WRITTEN PROBLEM
Copy the data precisely, keeping every character.

PROVIDED DATA
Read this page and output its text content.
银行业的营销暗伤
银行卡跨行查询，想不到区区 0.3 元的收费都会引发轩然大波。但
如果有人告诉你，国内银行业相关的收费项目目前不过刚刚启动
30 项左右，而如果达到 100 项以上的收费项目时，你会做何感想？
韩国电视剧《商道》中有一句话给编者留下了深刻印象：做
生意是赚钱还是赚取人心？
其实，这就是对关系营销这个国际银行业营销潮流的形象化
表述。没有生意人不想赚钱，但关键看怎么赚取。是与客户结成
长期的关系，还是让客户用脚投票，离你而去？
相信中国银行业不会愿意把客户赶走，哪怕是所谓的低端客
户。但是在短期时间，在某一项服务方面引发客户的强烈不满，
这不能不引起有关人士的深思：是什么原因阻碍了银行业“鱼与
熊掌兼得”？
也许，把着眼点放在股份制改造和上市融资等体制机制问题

SOLVED EXERCISE
Read this page and output its text content.
银行业的营销暗伤
银行卡跨行查询，想不到区区 0.3 元的收费都会引发轩然大波。但
如果有人告诉你，国内银行业相关的收费项目目前不过刚刚启动
30 项左右，而如果达到 100 项以上的收费项目时，你会做何感想？
韩国电视剧《商道》中有一句话给编者留下了深刻印象：做
生意是赚钱还是赚取人心？
其实，这就是对关系营销这个国际银行业营销潮流的形象化
表述。没有生意人不想赚钱，但关键看怎么赚取。是与客户结成
长期的关系，还是让客户用脚投票，离你而去？
相信中国银行业不会愿意把客户赶走，哪怕是所谓的低端客
户。但是在短期时间，在某一项服务方面引发客户的强烈不满，
这不能不引起有关人士的深思：是什么原因阻碍了银行业“鱼与
熊掌兼得”？
也许，把着眼点放在股份制改造和上市融资等体制机制问题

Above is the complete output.